What needs to be done:
Transcribe the material in full, exactly as written.

Data provided:
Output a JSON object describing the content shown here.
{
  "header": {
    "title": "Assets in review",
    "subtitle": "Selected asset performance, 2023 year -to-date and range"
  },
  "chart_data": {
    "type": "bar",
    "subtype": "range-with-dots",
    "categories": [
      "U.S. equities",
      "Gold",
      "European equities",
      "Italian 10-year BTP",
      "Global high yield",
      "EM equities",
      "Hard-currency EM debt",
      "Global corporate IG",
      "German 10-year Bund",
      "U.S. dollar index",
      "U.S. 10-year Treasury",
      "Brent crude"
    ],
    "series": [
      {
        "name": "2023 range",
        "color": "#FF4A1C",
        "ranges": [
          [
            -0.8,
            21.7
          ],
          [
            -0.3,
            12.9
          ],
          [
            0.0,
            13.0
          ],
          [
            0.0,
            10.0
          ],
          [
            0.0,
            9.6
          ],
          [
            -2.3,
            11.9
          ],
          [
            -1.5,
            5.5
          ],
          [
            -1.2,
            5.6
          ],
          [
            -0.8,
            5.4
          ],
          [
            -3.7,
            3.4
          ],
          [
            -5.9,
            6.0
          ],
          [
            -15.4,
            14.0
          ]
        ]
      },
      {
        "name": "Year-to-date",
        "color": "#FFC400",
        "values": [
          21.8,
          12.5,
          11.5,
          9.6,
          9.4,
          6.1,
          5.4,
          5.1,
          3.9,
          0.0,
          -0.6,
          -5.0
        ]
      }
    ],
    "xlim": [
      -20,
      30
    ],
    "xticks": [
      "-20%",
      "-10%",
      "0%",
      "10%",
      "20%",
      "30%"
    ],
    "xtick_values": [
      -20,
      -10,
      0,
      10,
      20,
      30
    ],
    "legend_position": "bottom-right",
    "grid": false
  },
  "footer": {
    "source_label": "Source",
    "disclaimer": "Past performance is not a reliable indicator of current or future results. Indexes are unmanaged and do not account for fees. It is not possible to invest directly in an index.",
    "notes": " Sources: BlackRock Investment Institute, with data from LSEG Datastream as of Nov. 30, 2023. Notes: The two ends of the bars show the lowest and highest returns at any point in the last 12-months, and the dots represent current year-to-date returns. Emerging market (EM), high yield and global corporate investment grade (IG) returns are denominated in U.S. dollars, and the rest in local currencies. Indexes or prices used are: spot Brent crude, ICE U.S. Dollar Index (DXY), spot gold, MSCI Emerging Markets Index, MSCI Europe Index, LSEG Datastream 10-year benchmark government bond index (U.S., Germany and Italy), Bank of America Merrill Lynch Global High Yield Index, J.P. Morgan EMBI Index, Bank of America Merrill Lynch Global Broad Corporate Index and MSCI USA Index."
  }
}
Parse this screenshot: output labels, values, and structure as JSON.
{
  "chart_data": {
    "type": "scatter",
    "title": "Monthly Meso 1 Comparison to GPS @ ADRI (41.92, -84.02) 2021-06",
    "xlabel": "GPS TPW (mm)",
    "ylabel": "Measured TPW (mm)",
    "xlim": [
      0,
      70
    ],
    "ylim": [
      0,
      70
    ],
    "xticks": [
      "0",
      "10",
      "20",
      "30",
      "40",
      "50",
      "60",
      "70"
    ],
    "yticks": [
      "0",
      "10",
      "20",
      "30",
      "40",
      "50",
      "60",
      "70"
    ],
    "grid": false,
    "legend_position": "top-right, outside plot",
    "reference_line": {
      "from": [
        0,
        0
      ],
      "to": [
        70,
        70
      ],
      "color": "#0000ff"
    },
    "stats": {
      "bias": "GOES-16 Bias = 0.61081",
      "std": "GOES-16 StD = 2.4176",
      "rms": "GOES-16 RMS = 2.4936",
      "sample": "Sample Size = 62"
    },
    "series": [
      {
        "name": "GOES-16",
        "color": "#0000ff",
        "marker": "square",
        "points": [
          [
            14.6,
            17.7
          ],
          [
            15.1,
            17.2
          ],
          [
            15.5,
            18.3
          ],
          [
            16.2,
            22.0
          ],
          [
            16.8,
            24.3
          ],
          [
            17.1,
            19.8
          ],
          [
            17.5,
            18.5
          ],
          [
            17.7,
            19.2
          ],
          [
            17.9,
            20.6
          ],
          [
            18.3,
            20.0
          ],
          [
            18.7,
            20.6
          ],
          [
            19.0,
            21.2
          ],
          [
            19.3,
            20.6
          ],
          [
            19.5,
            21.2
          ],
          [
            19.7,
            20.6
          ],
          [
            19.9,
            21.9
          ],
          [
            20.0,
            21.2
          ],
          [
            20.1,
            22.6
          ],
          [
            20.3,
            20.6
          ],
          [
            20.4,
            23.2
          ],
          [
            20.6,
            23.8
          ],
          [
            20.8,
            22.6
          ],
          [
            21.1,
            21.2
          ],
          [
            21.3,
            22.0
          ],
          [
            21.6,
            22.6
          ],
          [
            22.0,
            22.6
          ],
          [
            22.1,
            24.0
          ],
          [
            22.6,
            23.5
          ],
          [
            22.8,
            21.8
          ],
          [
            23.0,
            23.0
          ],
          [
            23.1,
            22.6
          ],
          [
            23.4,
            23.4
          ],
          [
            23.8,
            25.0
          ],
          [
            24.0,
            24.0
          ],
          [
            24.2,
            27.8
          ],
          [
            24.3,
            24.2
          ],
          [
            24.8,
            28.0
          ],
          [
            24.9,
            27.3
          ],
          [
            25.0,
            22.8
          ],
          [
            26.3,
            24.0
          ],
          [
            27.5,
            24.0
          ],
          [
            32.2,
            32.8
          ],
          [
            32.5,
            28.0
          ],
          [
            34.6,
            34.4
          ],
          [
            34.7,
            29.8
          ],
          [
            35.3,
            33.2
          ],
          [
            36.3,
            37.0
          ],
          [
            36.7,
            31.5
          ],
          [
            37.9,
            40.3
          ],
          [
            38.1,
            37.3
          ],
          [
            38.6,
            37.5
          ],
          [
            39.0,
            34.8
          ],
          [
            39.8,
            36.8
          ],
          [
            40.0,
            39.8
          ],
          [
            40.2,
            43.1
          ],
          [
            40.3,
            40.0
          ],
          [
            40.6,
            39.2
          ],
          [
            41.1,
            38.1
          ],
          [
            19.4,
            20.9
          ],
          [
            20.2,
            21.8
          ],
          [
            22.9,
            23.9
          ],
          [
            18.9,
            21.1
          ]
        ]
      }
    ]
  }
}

Response for this exercise:
Output a JSON object describing the content shown here.
{
  "header": {
    "title": "Assets in review",
    "subtitle": "Selected asset performance, 2023 year -to-date and range"
  },
  "chart_data": {
    "type": "bar",
    "subtype": "range-with-dots",
    "categories": [
      "U.S. equities",
      "Gold",
      "European equities",
      "Italian 10-year BTP",
      "Global high yield",
      "EM equities",
      "Hard-currency EM debt",
      "Global corporate IG",
      "German 10-year Bund",
      "U.S. dollar index",
      "U.S. 10-year Treasury",
      "Brent crude"
    ],
    "series": [
      {
        "name": "2023 range",
        "color": "#FF4A1C",
        "ranges": [
          [
            -0.8,
            21.7
          ],
          [
            -0.3,
            12.9
          ],
          [
            0.0,
            13.0
          ],
          [
            0.0,
            10.0
          ],
          [
            0.0,
            9.6
          ],
          [
            -2.3,
            11.9
          ],
          [
            -1.5,
            5.5
          ],
          [
            -1.2,
            5.6
          ],
          [
            -0.8,
            5.4
          ],
          [
            -3.7,
            3.4
          ],
          [
            -5.9,
            6.0
          ],
          [
            -15.4,
            14.0
          ]
        ]
      },
      {
        "name": "Year-to-date",
        "color": "#FFC400",
        "values": [
          21.8,
          12.5,
          11.5,
          9.6,
          9.4,
          6.1,
          5.4,
          5.1,
          3.9,
          0.0,
          -0.6,
          -5.0
        ]
      }
    ],
    "xlim": [
      -20,
      30
    ],
    "xticks": [
      "-20%",
      "-10%",
      "0%",
      "10%",
      "20%",
      "30%"
    ],
    "xtick_values": [
      -20,
      -10,
      0,
      10,
      20,
      30
    ],
    "legend_position": "bottom-right",
    "grid": false
  },
  "footer": {
    "source_label": "Source",
    "disclaimer": "Past performance is not a reliable indicator of current or future results. Indexes are unmanaged and do not account for fees. It is not possible to invest directly in an index.",
    "notes": " Sources: BlackRock Investment Institute, with data from LSEG Datastream as of Nov. 30, 2023. Notes: The two ends of the bars show the lowest and highest returns at any point in the last 12-months, and the dots represent current year-to-date returns. Emerging market (EM), high yield and global corporate investment grade (IG) returns are denominated in U.S. dollars, and the rest in local currencies. Indexes or prices used are: spot Brent crude, ICE U.S. Dollar Index (DXY), spot gold, MSCI Emerging Markets Index, MSCI Europe Index, LSEG Datastream 10-year benchmark government bond index (U.S., Germany and Italy), Bank of America Merrill Lynch Global High Yield Index, J.P. Morgan EMBI Index, Bank of America Merrill Lynch Global Broad Corporate Index and MSCI USA Index."
  }
}
Parse this screenshot: output labels, values, and structure as JSON.
{
  "chart_data": {
    "type": "scatter",
    "title": "Monthly Meso 1 Comparison to GPS @ ADRI (41.92, -84.02) 2021-06",
    "xlabel": "GPS TPW (mm)",
    "ylabel": "Measured TPW (mm)",
    "xlim": [
      0,
      70
    ],
    "ylim": [
      0,
      70
    ],
    "xticks": [
      "0",
      "10",
      "20",
      "30",
      "40",
      "50",
      "60",
      "70"
    ],
    "yticks": [
      "0",
      "10",
      "20",
      "30",
      "40",
      "50",
      "60",
      "70"
    ],
    "grid": false,
    "legend_position": "top-right, outside plot",
    "reference_line": {
      "from": [
        0,
        0
      ],
      "to": [
        70,
        70
      ],
      "color": "#0000ff"
    },
    "stats": {
      "bias": "GOES-16 Bias = 0.61081",
      "std": "GOES-16 StD = 2.4176",
      "rms": "GOES-16 RMS = 2.4936",
      "sample": "Sample Size = 62"
    },
    "series": [
      {
        "name": "GOES-16",
        "color": "#0000ff",
        "marker": "square",
        "points": [
          [
            14.6,
            17.7
          ],
          [
            15.1,
            17.2
          ],
          [
            15.5,
            18.3
          ],
          [
            16.2,
            22.0
          ],
          [
            16.8,
            24.3
          ],
          [
            17.1,
            19.8
          ],
          [
            17.5,
            18.5
          ],
          [
            17.7,
            19.2
          ],
          [
            17.9,
            20.6
          ],
          [
            18.3,
            20.0
          ],
          [
            18.7,
            20.6
          ],
          [
            19.0,
            21.2
          ],
          [
            19.3,
            20.6
          ],
          [
            19.5,
            21.2
          ],
          [
            19.7,
            20.6
          ],
          [
            19.9,
            21.9
          ],
          [
            20.0,
            21.2
          ],
          [
            20.1,
            22.6
          ],
          [
            20.3,
            20.6
          ],
          [
            20.4,
            23.2
          ],
          [
            20.6,
            23.8
          ],
          [
            20.8,
            22.6
          ],
          [
            21.1,
            21.2
          ],
          [
            21.3,
            22.0
          ],
          [
            21.6,
            22.6
          ],
          [
            22.0,
            22.6
          ],
          [
            22.1,
            24.0
          ],
          [
            22.6,
            23.5
          ],
          [
            22.8,
            21.8
          ],
          [
            23.0,
            23.0
          ],
          [
            23.1,
            22.6
          ],
          [
            23.4,
            23.4
          ],
          [
            23.8,
            25.0
          ],
          [
            24.0,
            24.0
          ],
          [
            24.2,
            27.8
          ],
          [
            24.3,
            24.2
          ],
          [
            24.8,
            28.0
          ],
          [
            24.9,
            27.3
          ],
          [
            25.0,
            22.8
          ],
          [
            26.3,
            24.0
          ],
          [
            27.5,
            24.0
          ],
          [
            32.2,
            32.8
          ],
          [
            32.5,
            28.0
          ],
          [
            34.6,
            34.4
          ],
          [
            34.7,
            29.8
          ],
          [
            35.3,
            33.2
          ],
          [
            36.3,
            37.0
          ],
          [
            36.7,
            31.5
          ],
          [
            37.9,
            40.3
          ],
          [
            38.1,
            37.3
          ],
          [
            38.6,
            37.5
          ],
          [
            39.0,
            34.8
          ],
          [
            39.8,
            36.8
          ],
          [
            40.0,
            39.8
          ],
          [
            40.2,
            43.1
          ],
          [
            40.3,
            40.0
          ],
          [
            40.6,
            39.2
          ],
          [
            41.1,
            38.1
          ],
          [
            19.4,
            20.9
          ],
          [
            20.2,
            21.8
          ],
          [
            22.9,
            23.9
          ],
          [
            18.9,
            21.1
          ]
        ]
      }
    ]
  }
}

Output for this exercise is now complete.